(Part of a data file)

+++

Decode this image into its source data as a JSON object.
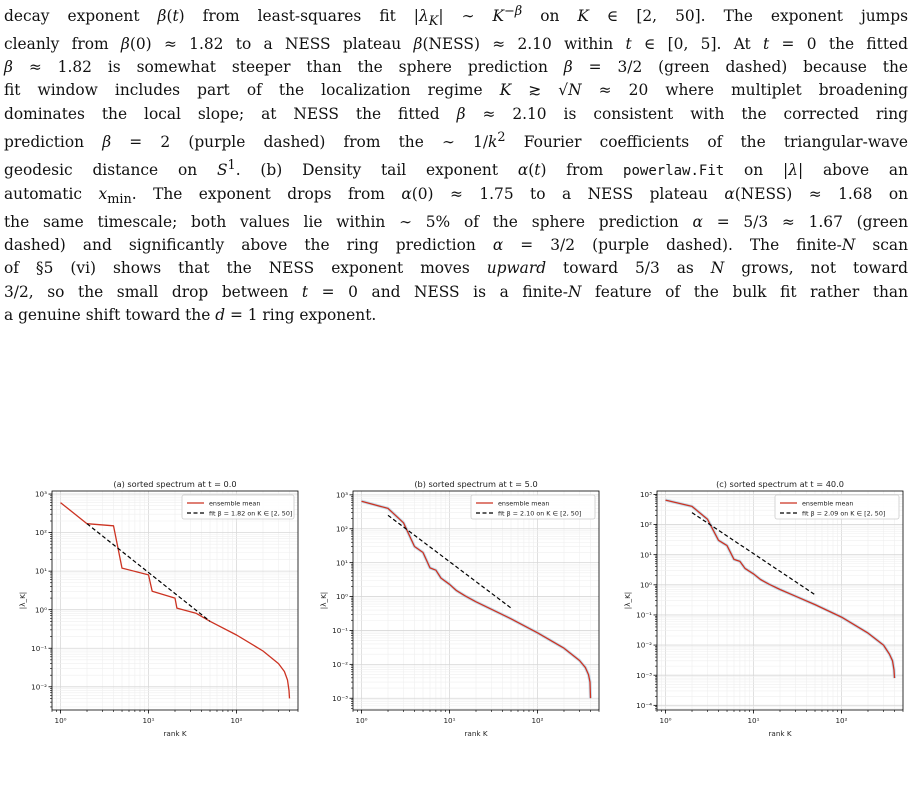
{
  "paragraph": {
    "lines": [
      "decay exponent β(t) from least-squares fit |λ_K| ∼ K^{−β} on K ∈ [2, 50]. The exponent jumps",
      "cleanly from β(0) ≈ 1.82 to a NESS plateau β(NESS) ≈ 2.10 within t ∈ [0, 5]. At t = 0 the fitted",
      "β ≈ 1.82 is somewhat steeper than the sphere prediction β = 3/2 (green dashed) because the",
      "fit window includes part of the localization regime K ≳ √N ≈ 20 where multiplet broadening",
      "dominates the local slope; at NESS the fitted β ≈ 2.10 is consistent with the corrected ring",
      "prediction β = 2 (purple dashed) from the ∼ 1/k² Fourier coefficients of the triangular-wave",
      "geodesic distance on S¹. (b) Density tail exponent α(t) from powerlaw.Fit on |λ| above an",
      "automatic x_min. The exponent drops from α(0) ≈ 1.75 to a NESS plateau α(NESS) ≈ 1.68 on",
      "the same timescale; both values lie within ∼ 5% of the sphere prediction α = 5/3 ≈ 1.67 (green",
      "dashed) and significantly above the ring prediction α = 3/2 (purple dashed). The finite-N scan",
      "of §5 (vi) shows that the NESS exponent moves upward toward 5/3 as N grows, not toward",
      "3/2, so the small drop between t = 0 and NESS is a finite-N feature of the bulk fit rather than",
      "a genuine shift toward the d = 1 ring exponent."
    ]
  },
  "chart_data": [
    {
      "type": "line",
      "title": "(a) sorted spectrum at t = 0.0",
      "xlabel": "rank K",
      "ylabel": "|λ_K|",
      "xscale": "log",
      "yscale": "log",
      "xlim": [
        0.8,
        500
      ],
      "ylim": [
        0.0025,
        1200
      ],
      "xticks": [
        1,
        10,
        100
      ],
      "xticklabels": [
        "10⁰",
        "10¹",
        "10²"
      ],
      "yticks": [
        0.01,
        0.1,
        1,
        10,
        100,
        1000
      ],
      "yticklabels": [
        "10⁻²",
        "10⁻¹",
        "10⁰",
        "10¹",
        "10²",
        "10³"
      ],
      "grid": true,
      "legend_position": "top-right",
      "series": [
        {
          "name": "ensemble mean",
          "style": "solid",
          "color": "#cc3322",
          "x": [
            1,
            2,
            4,
            5,
            10,
            11,
            20,
            21,
            35,
            50,
            100,
            200,
            300,
            350,
            380,
            395,
            400
          ],
          "y": [
            600,
            170,
            150,
            12,
            8,
            3,
            2,
            1.1,
            0.8,
            0.5,
            0.22,
            0.085,
            0.04,
            0.025,
            0.015,
            0.008,
            0.005
          ]
        },
        {
          "name": "fit β = 1.82 on K ∈ [2, 50]",
          "style": "dashed",
          "color": "#000000",
          "x": [
            2,
            50
          ],
          "y": [
            170,
            0.5
          ]
        }
      ]
    },
    {
      "type": "line",
      "title": "(b) sorted spectrum at t = 5.0",
      "xlabel": "rank K",
      "ylabel": "|λ_K|",
      "xscale": "log",
      "yscale": "log",
      "xlim": [
        0.8,
        500
      ],
      "ylim": [
        0.00045,
        1300
      ],
      "xticks": [
        1,
        10,
        100
      ],
      "xticklabels": [
        "10⁰",
        "10¹",
        "10²"
      ],
      "yticks": [
        0.001,
        0.01,
        0.1,
        1,
        10,
        100,
        1000
      ],
      "yticklabels": [
        "10⁻³",
        "10⁻²",
        "10⁻¹",
        "10⁰",
        "10¹",
        "10²",
        "10³"
      ],
      "grid": true,
      "legend_position": "top-right",
      "series": [
        {
          "name": "ensemble mean",
          "style": "solid",
          "color": "#cc3322",
          "x": [
            1,
            2,
            3,
            4,
            5,
            6,
            7,
            8,
            10,
            12,
            15,
            20,
            30,
            50,
            100,
            200,
            300,
            350,
            380,
            395,
            400
          ],
          "y": [
            650,
            400,
            150,
            30,
            20,
            7,
            6,
            3.5,
            2.3,
            1.5,
            1.05,
            0.7,
            0.42,
            0.22,
            0.085,
            0.03,
            0.013,
            0.008,
            0.005,
            0.003,
            0.001
          ]
        },
        {
          "name": "fit β = 2.10 on K ∈ [2, 50]",
          "style": "dashed",
          "color": "#000000",
          "x": [
            2,
            50
          ],
          "y": [
            250,
            0.46
          ]
        }
      ]
    },
    {
      "type": "line",
      "title": "(c) sorted spectrum at t = 40.0",
      "xlabel": "rank K",
      "ylabel": "|λ_K|",
      "xscale": "log",
      "yscale": "log",
      "xlim": [
        0.8,
        500
      ],
      "ylim": [
        7e-05,
        1300
      ],
      "xticks": [
        1,
        10,
        100
      ],
      "xticklabels": [
        "10⁰",
        "10¹",
        "10²"
      ],
      "yticks": [
        0.0001,
        0.001,
        0.01,
        0.1,
        1,
        10,
        100,
        1000
      ],
      "yticklabels": [
        "10⁻⁴",
        "10⁻³",
        "10⁻²",
        "10⁻¹",
        "10⁰",
        "10¹",
        "10²",
        "10³"
      ],
      "grid": true,
      "legend_position": "top-right",
      "series": [
        {
          "name": "ensemble mean",
          "style": "solid",
          "color": "#cc3322",
          "x": [
            1,
            2,
            3,
            4,
            5,
            6,
            7,
            8,
            10,
            12,
            15,
            20,
            30,
            50,
            100,
            200,
            300,
            350,
            380,
            395,
            400
          ],
          "y": [
            650,
            400,
            150,
            30,
            20,
            7,
            6,
            3.5,
            2.3,
            1.5,
            1.05,
            0.7,
            0.42,
            0.22,
            0.085,
            0.025,
            0.01,
            0.005,
            0.003,
            0.0015,
            0.0008
          ]
        },
        {
          "name": "fit β = 2.09 on K ∈ [2, 50]",
          "style": "dashed",
          "color": "#000000",
          "x": [
            2,
            50
          ],
          "y": [
            250,
            0.47
          ]
        }
      ]
    }
  ]
}
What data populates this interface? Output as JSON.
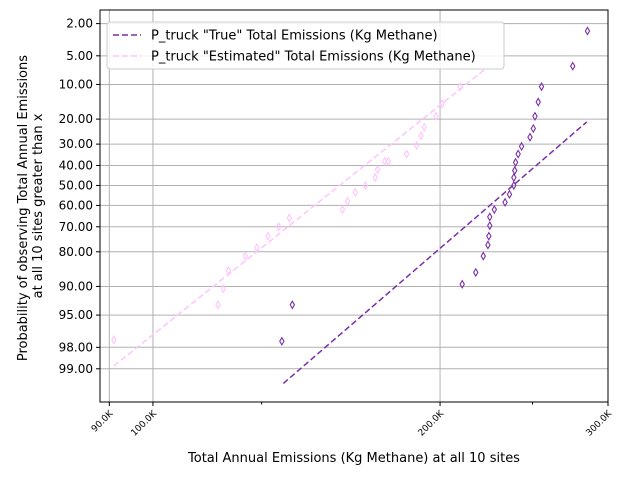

+++

Exercise aim.
Write the entries above out in full, exactly, with no images.

The reply.
Decode this image into its source data as a JSON object.
{
  "paragraph": {
    "lines": [
      "decay exponent β(t) from least-squares fit |λ_K| ∼ K^{−β} on K ∈ [2, 50]. The exponent jumps",
      "cleanly from β(0) ≈ 1.82 to a NESS plateau β(NESS) ≈ 2.10 within t ∈ [0, 5]. At t = 0 the fitted",
      "β ≈ 1.82 is somewhat steeper than the sphere prediction β = 3/2 (green dashed) because the",
      "fit window includes part of the localization regime K ≳ √N ≈ 20 where multiplet broadening",
      "dominates the local slope; at NESS the fitted β ≈ 2.10 is consistent with the corrected ring",
      "prediction β = 2 (purple dashed) from the ∼ 1/k² Fourier coefficients of the triangular-wave",
      "geodesic distance on S¹. (b) Density tail exponent α(t) from powerlaw.Fit on |λ| above an",
      "automatic x_min. The exponent drops from α(0) ≈ 1.75 to a NESS plateau α(NESS) ≈ 1.68 on",
      "the same timescale; both values lie within ∼ 5% of the sphere prediction α = 5/3 ≈ 1.67 (green",
      "dashed) and significantly above the ring prediction α = 3/2 (purple dashed). The finite-N scan",
      "of §5 (vi) shows that the NESS exponent moves upward toward 5/3 as N grows, not toward",
      "3/2, so the small drop between t = 0 and NESS is a finite-N feature of the bulk fit rather than",
      "a genuine shift toward the d = 1 ring exponent."
    ]
  },
  "chart_data": [
    {
      "type": "line",
      "title": "(a) sorted spectrum at t = 0.0",
      "xlabel": "rank K",
      "ylabel": "|λ_K|",
      "xscale": "log",
      "yscale": "log",
      "xlim": [
        0.8,
        500
      ],
      "ylim": [
        0.0025,
        1200
      ],
      "xticks": [
        1,
        10,
        100
      ],
      "xticklabels": [
        "10⁰",
        "10¹",
        "10²"
      ],
      "yticks": [
        0.01,
        0.1,
        1,
        10,
        100,
        1000
      ],
      "yticklabels": [
        "10⁻²",
        "10⁻¹",
        "10⁰",
        "10¹",
        "10²",
        "10³"
      ],
      "grid": true,
      "legend_position": "top-right",
      "series": [
        {
          "name": "ensemble mean",
          "style": "solid",
          "color": "#cc3322",
          "x": [
            1,
            2,
            4,
            5,
            10,
            11,
            20,
            21,
            35,
            50,
            100,
            200,
            300,
            350,
            380,
            395,
            400
          ],
          "y": [
            600,
            170,
            150,
            12,
            8,
            3,
            2,
            1.1,
            0.8,
            0.5,
            0.22,
            0.085,
            0.04,
            0.025,
            0.015,
            0.008,
            0.005
          ]
        },
        {
          "name": "fit β = 1.82 on K ∈ [2, 50]",
          "style": "dashed",
          "color": "#000000",
          "x": [
            2,
            50
          ],
          "y": [
            170,
            0.5
          ]
        }
      ]
    },
    {
      "type": "line",
      "title": "(b) sorted spectrum at t = 5.0",
      "xlabel": "rank K",
      "ylabel": "|λ_K|",
      "xscale": "log",
      "yscale": "log",
      "xlim": [
        0.8,
        500
      ],
      "ylim": [
        0.00045,
        1300
      ],
      "xticks": [
        1,
        10,
        100
      ],
      "xticklabels": [
        "10⁰",
        "10¹",
        "10²"
      ],
      "yticks": [
        0.001,
        0.01,
        0.1,
        1,
        10,
        100,
        1000
      ],
      "yticklabels": [
        "10⁻³",
        "10⁻²",
        "10⁻¹",
        "10⁰",
        "10¹",
        "10²",
        "10³"
      ],
      "grid": true,
      "legend_position": "top-right",
      "series": [
        {
          "name": "ensemble mean",
          "style": "solid",
          "color": "#cc3322",
          "x": [
            1,
            2,
            3,
            4,
            5,
            6,
            7,
            8,
            10,
            12,
            15,
            20,
            30,
            50,
            100,
            200,
            300,
            350,
            380,
            395,
            400
          ],
          "y": [
            650,
            400,
            150,
            30,
            20,
            7,
            6,
            3.5,
            2.3,
            1.5,
            1.05,
            0.7,
            0.42,
            0.22,
            0.085,
            0.03,
            0.013,
            0.008,
            0.005,
            0.003,
            0.001
          ]
        },
        {
          "name": "fit β = 2.10 on K ∈ [2, 50]",
          "style": "dashed",
          "color": "#000000",
          "x": [
            2,
            50
          ],
          "y": [
            250,
            0.46
          ]
        }
      ]
    },
    {
      "type": "line",
      "title": "(c) sorted spectrum at t = 40.0",
      "xlabel": "rank K",
      "ylabel": "|λ_K|",
      "xscale": "log",
      "yscale": "log",
      "xlim": [
        0.8,
        500
      ],
      "ylim": [
        7e-05,
        1300
      ],
      "xticks": [
        1,
        10,
        100
      ],
      "xticklabels": [
        "10⁰",
        "10¹",
        "10²"
      ],
      "yticks": [
        0.0001,
        0.001,
        0.01,
        0.1,
        1,
        10,
        100,
        1000
      ],
      "yticklabels": [
        "10⁻⁴",
        "10⁻³",
        "10⁻²",
        "10⁻¹",
        "10⁰",
        "10¹",
        "10²",
        "10³"
      ],
      "grid": true,
      "legend_position": "top-right",
      "series": [
        {
          "name": "ensemble mean",
          "style": "solid",
          "color": "#cc3322",
          "x": [
            1,
            2,
            3,
            4,
            5,
            6,
            7,
            8,
            10,
            12,
            15,
            20,
            30,
            50,
            100,
            200,
            300,
            350,
            380,
            395,
            400
          ],
          "y": [
            650,
            400,
            150,
            30,
            20,
            7,
            6,
            3.5,
            2.3,
            1.5,
            1.05,
            0.7,
            0.42,
            0.22,
            0.085,
            0.025,
            0.01,
            0.005,
            0.003,
            0.0015,
            0.0008
          ]
        },
        {
          "name": "fit β = 2.09 on K ∈ [2, 50]",
          "style": "dashed",
          "color": "#000000",
          "x": [
            2,
            50
          ],
          "y": [
            250,
            0.47
          ]
        }
      ]
    }
  ]
}
What data populates this interface? Output as JSON.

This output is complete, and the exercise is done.